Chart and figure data
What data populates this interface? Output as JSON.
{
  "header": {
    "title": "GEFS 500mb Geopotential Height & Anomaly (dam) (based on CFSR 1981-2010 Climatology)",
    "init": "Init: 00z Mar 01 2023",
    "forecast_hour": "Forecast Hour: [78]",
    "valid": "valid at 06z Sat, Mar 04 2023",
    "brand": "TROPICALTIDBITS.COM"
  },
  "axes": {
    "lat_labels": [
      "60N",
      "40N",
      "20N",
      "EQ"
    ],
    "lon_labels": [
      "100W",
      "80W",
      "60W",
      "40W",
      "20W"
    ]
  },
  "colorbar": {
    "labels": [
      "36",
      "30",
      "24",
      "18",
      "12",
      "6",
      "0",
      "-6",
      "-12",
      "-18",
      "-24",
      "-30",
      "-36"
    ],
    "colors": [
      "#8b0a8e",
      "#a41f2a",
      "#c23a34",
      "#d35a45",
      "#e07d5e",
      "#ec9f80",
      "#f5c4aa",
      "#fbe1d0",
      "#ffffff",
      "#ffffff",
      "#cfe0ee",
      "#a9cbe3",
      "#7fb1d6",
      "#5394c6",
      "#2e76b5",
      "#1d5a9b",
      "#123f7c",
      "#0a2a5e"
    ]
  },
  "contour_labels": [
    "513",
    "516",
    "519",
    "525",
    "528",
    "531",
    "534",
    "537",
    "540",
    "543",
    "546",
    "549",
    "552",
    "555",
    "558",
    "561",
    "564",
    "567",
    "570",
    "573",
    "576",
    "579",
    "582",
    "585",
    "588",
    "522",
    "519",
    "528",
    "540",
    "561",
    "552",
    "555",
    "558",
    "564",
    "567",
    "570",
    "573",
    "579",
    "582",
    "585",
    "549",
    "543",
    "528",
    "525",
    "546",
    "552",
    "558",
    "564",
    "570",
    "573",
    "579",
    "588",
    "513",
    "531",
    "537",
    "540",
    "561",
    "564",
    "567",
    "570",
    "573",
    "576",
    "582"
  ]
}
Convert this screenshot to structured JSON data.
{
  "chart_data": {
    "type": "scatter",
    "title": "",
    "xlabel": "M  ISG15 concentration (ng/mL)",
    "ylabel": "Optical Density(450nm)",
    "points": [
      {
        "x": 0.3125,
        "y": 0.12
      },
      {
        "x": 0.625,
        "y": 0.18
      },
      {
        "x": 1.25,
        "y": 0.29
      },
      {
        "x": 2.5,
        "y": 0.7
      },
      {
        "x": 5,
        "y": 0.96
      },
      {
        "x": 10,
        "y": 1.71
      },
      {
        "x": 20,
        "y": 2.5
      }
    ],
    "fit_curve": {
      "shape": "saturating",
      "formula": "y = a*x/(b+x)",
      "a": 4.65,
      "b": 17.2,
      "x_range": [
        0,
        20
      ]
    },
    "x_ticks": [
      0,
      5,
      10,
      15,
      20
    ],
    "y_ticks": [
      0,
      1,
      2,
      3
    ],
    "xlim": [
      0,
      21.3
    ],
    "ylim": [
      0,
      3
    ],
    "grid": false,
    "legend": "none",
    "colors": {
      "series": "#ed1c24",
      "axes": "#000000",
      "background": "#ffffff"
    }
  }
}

# DIRECTION
Only the number is wanted: how many lines in the data include the word "title"?

# ANSWER TO THE PROBLEM
2